TASK STATEMENT | Each line below should be reproduced without any alteration.

GIVEN DATA |
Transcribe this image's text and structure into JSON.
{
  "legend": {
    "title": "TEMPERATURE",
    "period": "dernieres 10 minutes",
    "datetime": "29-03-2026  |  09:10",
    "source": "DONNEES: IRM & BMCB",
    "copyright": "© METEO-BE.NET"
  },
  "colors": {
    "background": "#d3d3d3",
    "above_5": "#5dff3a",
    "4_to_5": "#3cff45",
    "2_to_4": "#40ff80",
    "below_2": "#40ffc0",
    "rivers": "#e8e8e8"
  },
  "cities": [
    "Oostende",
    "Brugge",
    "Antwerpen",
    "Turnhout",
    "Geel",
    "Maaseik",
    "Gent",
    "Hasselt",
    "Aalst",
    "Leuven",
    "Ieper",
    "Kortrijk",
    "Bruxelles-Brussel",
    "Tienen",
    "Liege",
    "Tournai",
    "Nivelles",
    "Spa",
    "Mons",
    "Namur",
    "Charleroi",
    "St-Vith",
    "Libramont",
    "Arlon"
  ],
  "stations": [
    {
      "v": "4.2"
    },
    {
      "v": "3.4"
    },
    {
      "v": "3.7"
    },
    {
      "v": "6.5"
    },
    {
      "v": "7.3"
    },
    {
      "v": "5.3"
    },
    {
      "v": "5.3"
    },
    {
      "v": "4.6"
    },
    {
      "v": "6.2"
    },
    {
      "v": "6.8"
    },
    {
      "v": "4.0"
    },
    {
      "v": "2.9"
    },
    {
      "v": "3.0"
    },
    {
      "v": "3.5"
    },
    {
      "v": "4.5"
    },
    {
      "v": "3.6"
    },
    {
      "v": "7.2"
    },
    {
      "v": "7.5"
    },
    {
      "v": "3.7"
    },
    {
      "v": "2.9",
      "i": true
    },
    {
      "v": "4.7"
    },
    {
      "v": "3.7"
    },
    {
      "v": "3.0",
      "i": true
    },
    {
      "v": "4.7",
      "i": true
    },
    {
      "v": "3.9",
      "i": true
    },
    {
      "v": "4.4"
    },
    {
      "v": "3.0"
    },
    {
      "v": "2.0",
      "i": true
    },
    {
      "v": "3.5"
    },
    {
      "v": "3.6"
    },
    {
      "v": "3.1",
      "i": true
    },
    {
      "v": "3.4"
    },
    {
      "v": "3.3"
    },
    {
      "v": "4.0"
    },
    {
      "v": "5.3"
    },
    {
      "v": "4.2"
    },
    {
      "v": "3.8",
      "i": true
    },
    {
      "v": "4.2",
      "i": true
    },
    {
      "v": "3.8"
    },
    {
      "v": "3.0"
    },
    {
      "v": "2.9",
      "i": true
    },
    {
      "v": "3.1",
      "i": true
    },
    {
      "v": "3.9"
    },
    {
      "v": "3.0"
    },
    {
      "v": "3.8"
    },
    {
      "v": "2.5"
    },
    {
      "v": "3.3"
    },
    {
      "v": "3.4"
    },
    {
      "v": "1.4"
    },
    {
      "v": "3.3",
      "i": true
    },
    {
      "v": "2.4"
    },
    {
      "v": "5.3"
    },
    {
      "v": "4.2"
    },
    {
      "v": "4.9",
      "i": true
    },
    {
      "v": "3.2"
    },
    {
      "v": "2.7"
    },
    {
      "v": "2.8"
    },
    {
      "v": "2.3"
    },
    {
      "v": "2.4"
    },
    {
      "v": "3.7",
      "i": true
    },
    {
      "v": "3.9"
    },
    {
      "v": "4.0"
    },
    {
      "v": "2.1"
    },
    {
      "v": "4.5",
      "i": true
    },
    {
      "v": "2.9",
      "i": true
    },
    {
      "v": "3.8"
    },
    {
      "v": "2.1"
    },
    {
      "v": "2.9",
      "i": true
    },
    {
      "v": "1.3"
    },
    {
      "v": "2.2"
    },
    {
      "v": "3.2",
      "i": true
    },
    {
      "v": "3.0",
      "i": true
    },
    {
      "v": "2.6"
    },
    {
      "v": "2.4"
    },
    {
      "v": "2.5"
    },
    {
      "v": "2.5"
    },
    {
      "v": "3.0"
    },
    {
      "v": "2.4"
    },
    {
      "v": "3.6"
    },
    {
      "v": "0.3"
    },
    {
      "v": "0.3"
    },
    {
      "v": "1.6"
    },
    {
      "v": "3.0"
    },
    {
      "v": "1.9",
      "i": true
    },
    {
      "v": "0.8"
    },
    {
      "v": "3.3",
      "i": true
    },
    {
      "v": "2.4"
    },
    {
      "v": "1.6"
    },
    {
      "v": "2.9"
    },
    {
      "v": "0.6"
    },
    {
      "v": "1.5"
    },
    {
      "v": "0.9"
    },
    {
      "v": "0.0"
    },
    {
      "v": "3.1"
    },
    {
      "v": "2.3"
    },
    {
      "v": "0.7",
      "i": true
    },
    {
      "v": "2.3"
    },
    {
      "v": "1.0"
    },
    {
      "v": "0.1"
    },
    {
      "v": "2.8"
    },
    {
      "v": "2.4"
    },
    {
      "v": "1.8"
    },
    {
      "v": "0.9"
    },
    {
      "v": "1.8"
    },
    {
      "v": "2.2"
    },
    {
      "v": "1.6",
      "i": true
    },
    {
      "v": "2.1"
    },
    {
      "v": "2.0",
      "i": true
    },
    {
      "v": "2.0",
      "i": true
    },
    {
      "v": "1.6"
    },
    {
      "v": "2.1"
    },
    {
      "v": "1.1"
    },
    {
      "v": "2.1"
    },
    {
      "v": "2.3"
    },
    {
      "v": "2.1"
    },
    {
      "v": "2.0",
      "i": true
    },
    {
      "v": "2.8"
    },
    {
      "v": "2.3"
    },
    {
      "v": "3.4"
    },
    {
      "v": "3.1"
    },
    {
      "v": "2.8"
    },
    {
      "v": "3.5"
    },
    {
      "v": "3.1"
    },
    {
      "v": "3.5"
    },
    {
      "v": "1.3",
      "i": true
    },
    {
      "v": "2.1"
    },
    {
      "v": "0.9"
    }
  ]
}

TASK ANSWER |
Transcribe this image's text and structure into JSON.
{
  "legend": {
    "title": "TEMPERATURE",
    "period": "dernieres 10 minutes",
    "datetime": "29-03-2026  |  09:10",
    "source": "DONNEES: IRM & BMCB",
    "copyright": "© METEO-BE.NET"
  },
  "colors": {
    "background": "#d3d3d3",
    "above_5": "#5dff3a",
    "4_to_5": "#3cff45",
    "2_to_4": "#40ff80",
    "below_2": "#40ffc0",
    "rivers": "#e8e8e8"
  },
  "cities": [
    "Oostende",
    "Brugge",
    "Antwerpen",
    "Turnhout",
    "Geel",
    "Maaseik",
    "Gent",
    "Hasselt",
    "Aalst",
    "Leuven",
    "Ieper",
    "Kortrijk",
    "Bruxelles-Brussel",
    "Tienen",
    "Liege",
    "Tournai",
    "Nivelles",
    "Spa",
    "Mons",
    "Namur",
    "Charleroi",
    "St-Vith",
    "Libramont",
    "Arlon"
  ],
  "stations": [
    {
      "v": "4.2"
    },
    {
      "v": "3.4"
    },
    {
      "v": "3.7"
    },
    {
      "v": "6.5"
    },
    {
      "v": "7.3"
    },
    {
      "v": "5.3"
    },
    {
      "v": "5.3"
    },
    {
      "v": "4.6"
    },
    {
      "v": "6.2"
    },
    {
      "v": "6.8"
    },
    {
      "v": "4.0"
    },
    {
      "v": "2.9"
    },
    {
      "v": "3.0"
    },
    {
      "v": "3.5"
    },
    {
      "v": "4.5"
    },
    {
      "v": "3.6"
    },
    {
      "v": "7.2"
    },
    {
      "v": "7.5"
    },
    {
      "v": "3.7"
    },
    {
      "v": "2.9",
      "i": true
    },
    {
      "v": "4.7"
    },
    {
      "v": "3.7"
    },
    {
      "v": "3.0",
      "i": true
    },
    {
      "v": "4.7",
      "i": true
    },
    {
      "v": "3.9",
      "i": true
    },
    {
      "v": "4.4"
    },
    {
      "v": "3.0"
    },
    {
      "v": "2.0",
      "i": true
    },
    {
      "v": "3.5"
    },
    {
      "v": "3.6"
    },
    {
      "v": "3.1",
      "i": true
    },
    {
      "v": "3.4"
    },
    {
      "v": "3.3"
    },
    {
      "v": "4.0"
    },
    {
      "v": "5.3"
    },
    {
      "v": "4.2"
    },
    {
      "v": "3.8",
      "i": true
    },
    {
      "v": "4.2",
      "i": true
    },
    {
      "v": "3.8"
    },
    {
      "v": "3.0"
    },
    {
      "v": "2.9",
      "i": true
    },
    {
      "v": "3.1",
      "i": true
    },
    {
      "v": "3.9"
    },
    {
      "v": "3.0"
    },
    {
      "v": "3.8"
    },
    {
      "v": "2.5"
    },
    {
      "v": "3.3"
    },
    {
      "v": "3.4"
    },
    {
      "v": "1.4"
    },
    {
      "v": "3.3",
      "i": true
    },
    {
      "v": "2.4"
    },
    {
      "v": "5.3"
    },
    {
      "v": "4.2"
    },
    {
      "v": "4.9",
      "i": true
    },
    {
      "v": "3.2"
    },
    {
      "v": "2.7"
    },
    {
      "v": "2.8"
    },
    {
      "v": "2.3"
    },
    {
      "v": "2.4"
    },
    {
      "v": "3.7",
      "i": true
    },
    {
      "v": "3.9"
    },
    {
      "v": "4.0"
    },
    {
      "v": "2.1"
    },
    {
      "v": "4.5",
      "i": true
    },
    {
      "v": "2.9",
      "i": true
    },
    {
      "v": "3.8"
    },
    {
      "v": "2.1"
    },
    {
      "v": "2.9",
      "i": true
    },
    {
      "v": "1.3"
    },
    {
      "v": "2.2"
    },
    {
      "v": "3.2",
      "i": true
    },
    {
      "v": "3.0",
      "i": true
    },
    {
      "v": "2.6"
    },
    {
      "v": "2.4"
    },
    {
      "v": "2.5"
    },
    {
      "v": "2.5"
    },
    {
      "v": "3.0"
    },
    {
      "v": "2.4"
    },
    {
      "v": "3.6"
    },
    {
      "v": "0.3"
    },
    {
      "v": "0.3"
    },
    {
      "v": "1.6"
    },
    {
      "v": "3.0"
    },
    {
      "v": "1.9",
      "i": true
    },
    {
      "v": "0.8"
    },
    {
      "v": "3.3",
      "i": true
    },
    {
      "v": "2.4"
    },
    {
      "v": "1.6"
    },
    {
      "v": "2.9"
    },
    {
      "v": "0.6"
    },
    {
      "v": "1.5"
    },
    {
      "v": "0.9"
    },
    {
      "v": "0.0"
    },
    {
      "v": "3.1"
    },
    {
      "v": "2.3"
    },
    {
      "v": "0.7",
      "i": true
    },
    {
      "v": "2.3"
    },
    {
      "v": "1.0"
    },
    {
      "v": "0.1"
    },
    {
      "v": "2.8"
    },
    {
      "v": "2.4"
    },
    {
      "v": "1.8"
    },
    {
      "v": "0.9"
    },
    {
      "v": "1.8"
    },
    {
      "v": "2.2"
    },
    {
      "v": "1.6",
      "i": true
    },
    {
      "v": "2.1"
    },
    {
      "v": "2.0",
      "i": true
    },
    {
      "v": "2.0",
      "i": true
    },
    {
      "v": "1.6"
    },
    {
      "v": "2.1"
    },
    {
      "v": "1.1"
    },
    {
      "v": "2.1"
    },
    {
      "v": "2.3"
    },
    {
      "v": "2.1"
    },
    {
      "v": "2.0",
      "i": true
    },
    {
      "v": "2.8"
    },
    {
      "v": "2.3"
    },
    {
      "v": "3.4"
    },
    {
      "v": "3.1"
    },
    {
      "v": "2.8"
    },
    {
      "v": "3.5"
    },
    {
      "v": "3.1"
    },
    {
      "v": "3.5"
    },
    {
      "v": "1.3",
      "i": true
    },
    {
      "v": "2.1"
    },
    {
      "v": "0.9"
    }
  ]
}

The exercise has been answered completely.